◆ What you are asked to do ◆
Locate each line in the records containing "название". Copy it.

═══

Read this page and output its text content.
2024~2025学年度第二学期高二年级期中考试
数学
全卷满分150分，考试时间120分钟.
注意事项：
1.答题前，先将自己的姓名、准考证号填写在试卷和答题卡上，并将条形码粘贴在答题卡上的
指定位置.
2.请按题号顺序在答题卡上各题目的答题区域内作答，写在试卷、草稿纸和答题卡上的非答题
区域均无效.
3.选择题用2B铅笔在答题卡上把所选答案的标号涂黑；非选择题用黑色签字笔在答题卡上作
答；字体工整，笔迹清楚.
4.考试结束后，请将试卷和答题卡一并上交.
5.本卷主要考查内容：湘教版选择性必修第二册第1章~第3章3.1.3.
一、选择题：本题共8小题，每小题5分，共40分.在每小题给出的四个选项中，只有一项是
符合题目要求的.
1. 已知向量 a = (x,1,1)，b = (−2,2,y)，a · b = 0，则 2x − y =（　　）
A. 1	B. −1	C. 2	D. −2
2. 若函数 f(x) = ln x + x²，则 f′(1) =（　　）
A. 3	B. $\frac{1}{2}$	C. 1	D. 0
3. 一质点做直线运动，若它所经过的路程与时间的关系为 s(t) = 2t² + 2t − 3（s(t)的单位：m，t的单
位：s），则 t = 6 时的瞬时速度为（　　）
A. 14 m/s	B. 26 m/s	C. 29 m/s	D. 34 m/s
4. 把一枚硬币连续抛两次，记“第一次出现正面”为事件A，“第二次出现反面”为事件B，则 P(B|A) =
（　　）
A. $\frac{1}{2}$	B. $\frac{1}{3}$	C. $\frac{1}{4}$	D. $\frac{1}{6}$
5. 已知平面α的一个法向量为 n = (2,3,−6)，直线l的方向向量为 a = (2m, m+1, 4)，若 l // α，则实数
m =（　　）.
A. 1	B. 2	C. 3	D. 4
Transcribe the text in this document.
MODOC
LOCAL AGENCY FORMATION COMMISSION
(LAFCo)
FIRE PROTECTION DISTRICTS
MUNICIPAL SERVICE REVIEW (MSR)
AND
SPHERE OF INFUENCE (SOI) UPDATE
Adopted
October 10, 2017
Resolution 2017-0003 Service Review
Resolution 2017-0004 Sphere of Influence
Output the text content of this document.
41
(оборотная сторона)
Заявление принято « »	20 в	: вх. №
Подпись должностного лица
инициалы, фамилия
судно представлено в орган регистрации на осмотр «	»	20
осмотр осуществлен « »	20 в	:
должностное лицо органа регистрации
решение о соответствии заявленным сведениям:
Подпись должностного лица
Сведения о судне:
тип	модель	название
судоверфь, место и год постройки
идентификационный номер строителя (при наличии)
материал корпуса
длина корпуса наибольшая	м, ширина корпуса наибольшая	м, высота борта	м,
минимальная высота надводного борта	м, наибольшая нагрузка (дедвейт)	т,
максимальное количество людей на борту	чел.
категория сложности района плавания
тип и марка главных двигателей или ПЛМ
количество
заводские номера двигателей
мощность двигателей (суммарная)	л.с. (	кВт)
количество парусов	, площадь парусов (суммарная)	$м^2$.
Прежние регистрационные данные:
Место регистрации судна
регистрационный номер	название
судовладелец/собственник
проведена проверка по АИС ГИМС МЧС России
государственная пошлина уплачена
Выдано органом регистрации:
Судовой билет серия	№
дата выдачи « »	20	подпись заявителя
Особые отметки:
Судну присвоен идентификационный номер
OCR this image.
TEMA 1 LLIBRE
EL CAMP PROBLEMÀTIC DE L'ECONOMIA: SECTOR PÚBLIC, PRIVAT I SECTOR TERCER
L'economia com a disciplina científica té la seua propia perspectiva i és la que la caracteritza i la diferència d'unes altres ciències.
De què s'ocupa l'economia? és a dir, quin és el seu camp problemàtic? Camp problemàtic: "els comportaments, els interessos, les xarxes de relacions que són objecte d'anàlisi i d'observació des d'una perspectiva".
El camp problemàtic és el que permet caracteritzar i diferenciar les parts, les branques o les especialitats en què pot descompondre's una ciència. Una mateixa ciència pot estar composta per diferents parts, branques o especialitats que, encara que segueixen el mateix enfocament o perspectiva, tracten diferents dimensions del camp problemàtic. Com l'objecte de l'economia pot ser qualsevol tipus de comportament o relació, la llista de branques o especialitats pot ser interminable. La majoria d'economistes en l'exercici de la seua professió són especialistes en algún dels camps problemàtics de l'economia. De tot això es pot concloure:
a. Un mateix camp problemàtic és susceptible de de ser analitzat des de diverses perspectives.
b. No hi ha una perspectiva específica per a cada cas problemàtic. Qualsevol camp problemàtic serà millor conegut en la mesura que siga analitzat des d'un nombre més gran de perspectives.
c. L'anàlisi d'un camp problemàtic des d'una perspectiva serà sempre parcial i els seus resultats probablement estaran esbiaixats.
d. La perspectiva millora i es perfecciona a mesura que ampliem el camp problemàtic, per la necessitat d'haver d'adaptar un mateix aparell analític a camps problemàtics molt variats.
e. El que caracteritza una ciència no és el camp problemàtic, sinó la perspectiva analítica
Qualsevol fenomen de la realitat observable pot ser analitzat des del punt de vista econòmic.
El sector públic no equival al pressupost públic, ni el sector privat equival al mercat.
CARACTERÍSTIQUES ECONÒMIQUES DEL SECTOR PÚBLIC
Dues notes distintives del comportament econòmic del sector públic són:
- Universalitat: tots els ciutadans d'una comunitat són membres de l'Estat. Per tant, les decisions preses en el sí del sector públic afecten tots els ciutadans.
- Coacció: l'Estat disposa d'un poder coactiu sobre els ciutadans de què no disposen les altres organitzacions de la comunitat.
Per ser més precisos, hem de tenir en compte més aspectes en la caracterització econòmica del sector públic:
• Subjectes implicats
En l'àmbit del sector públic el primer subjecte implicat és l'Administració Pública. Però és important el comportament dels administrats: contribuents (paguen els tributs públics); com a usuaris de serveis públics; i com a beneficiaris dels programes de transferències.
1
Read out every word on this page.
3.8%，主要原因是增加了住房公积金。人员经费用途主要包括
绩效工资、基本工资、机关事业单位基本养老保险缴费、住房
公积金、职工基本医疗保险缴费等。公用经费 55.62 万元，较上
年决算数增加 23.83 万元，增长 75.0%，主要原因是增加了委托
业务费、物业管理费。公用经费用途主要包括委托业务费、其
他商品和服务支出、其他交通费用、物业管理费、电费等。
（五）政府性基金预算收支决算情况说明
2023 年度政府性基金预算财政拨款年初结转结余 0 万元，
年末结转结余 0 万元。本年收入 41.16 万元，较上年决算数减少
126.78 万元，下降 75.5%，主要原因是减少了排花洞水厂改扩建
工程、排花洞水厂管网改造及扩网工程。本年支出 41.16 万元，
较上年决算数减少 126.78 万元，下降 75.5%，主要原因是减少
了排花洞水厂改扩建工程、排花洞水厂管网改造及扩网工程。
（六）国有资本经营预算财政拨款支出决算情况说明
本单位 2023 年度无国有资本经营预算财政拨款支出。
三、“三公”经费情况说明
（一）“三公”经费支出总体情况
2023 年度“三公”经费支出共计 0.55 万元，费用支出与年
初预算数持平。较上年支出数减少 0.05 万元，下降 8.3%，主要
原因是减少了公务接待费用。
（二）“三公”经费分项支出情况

═══

◆ Full response ◆
тип	модель	название
регистрационный номер	название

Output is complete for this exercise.